* Exercise input
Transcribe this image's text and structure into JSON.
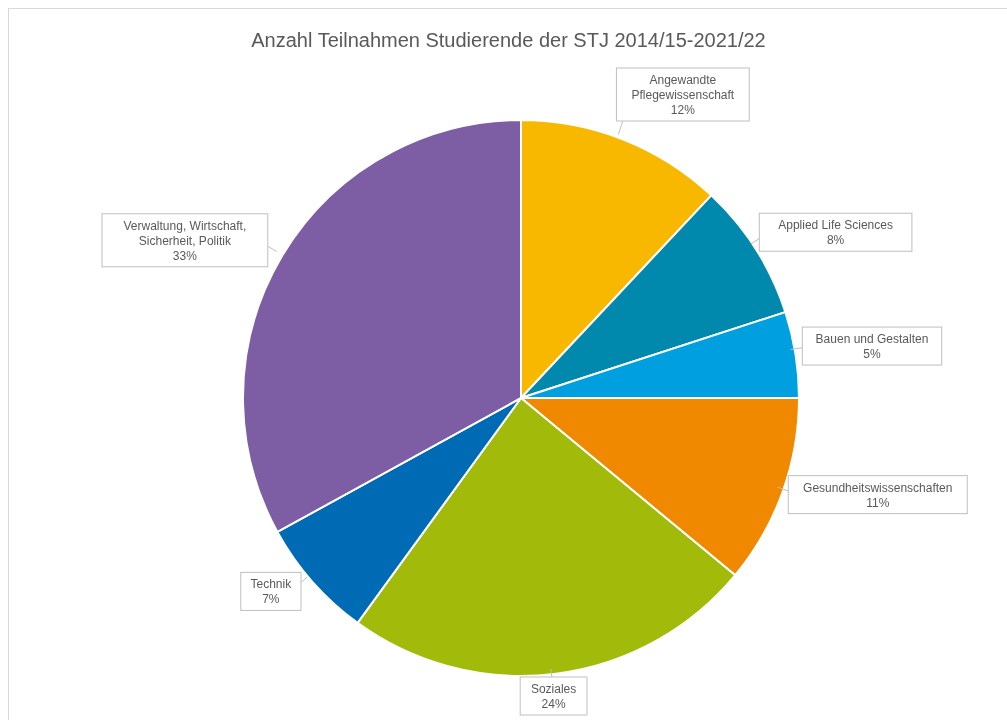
{
  "chart_data": {
    "type": "pie",
    "title": "Anzahl Teilnahmen Studierende der STJ 2014/15-2021/22",
    "categories": [
      "Angewandte Pflegewissenschaft",
      "Applied Life Sciences",
      "Bauen und Gestalten",
      "Gesundheitswissenschaften",
      "Soziales",
      "Technik",
      "Verwaltung, Wirtschaft, Sicherheit, Politik"
    ],
    "values": [
      12,
      8,
      5,
      11,
      24,
      7,
      33
    ],
    "value_labels": [
      "12%",
      "8%",
      "5%",
      "11%",
      "24%",
      "7%",
      "33%"
    ],
    "colors": [
      "#f9b800",
      "#0089ad",
      "#00a0e0",
      "#f08800",
      "#a2bb0a",
      "#006bb5",
      "#7d5ea5"
    ],
    "legend": false
  }
}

* What is needed
Exact duplication of all the records is required; pictures are omitted from the copy.

* Result of this exercise
Transcribe this image's text and structure into JSON.
{
  "chart_data": {
    "type": "pie",
    "title": "Anzahl Teilnahmen Studierende der STJ 2014/15-2021/22",
    "categories": [
      "Angewandte Pflegewissenschaft",
      "Applied Life Sciences",
      "Bauen und Gestalten",
      "Gesundheitswissenschaften",
      "Soziales",
      "Technik",
      "Verwaltung, Wirtschaft, Sicherheit, Politik"
    ],
    "values": [
      12,
      8,
      5,
      11,
      24,
      7,
      33
    ],
    "value_labels": [
      "12%",
      "8%",
      "5%",
      "11%",
      "24%",
      "7%",
      "33%"
    ],
    "colors": [
      "#f9b800",
      "#0089ad",
      "#00a0e0",
      "#f08800",
      "#a2bb0a",
      "#006bb5",
      "#7d5ea5"
    ],
    "legend": false
  }
}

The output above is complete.